> _OBJECTIVE_:
Among the lines below, how many carry the string "Religious"? Reply with a number and nothing else.

********

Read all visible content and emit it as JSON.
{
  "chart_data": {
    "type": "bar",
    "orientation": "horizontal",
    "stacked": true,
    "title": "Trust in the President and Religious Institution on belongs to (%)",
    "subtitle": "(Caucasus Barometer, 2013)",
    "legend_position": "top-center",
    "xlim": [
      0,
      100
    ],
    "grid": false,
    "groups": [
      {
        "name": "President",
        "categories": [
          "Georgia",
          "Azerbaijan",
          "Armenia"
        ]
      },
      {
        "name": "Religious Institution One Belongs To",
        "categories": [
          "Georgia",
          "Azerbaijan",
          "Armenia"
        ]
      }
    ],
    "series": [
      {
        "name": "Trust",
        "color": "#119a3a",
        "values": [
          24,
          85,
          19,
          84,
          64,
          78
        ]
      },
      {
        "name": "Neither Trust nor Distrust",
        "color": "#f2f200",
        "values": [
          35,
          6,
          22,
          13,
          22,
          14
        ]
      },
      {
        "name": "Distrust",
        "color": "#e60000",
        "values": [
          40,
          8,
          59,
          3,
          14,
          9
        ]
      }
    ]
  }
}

********

> _RESULT_:
2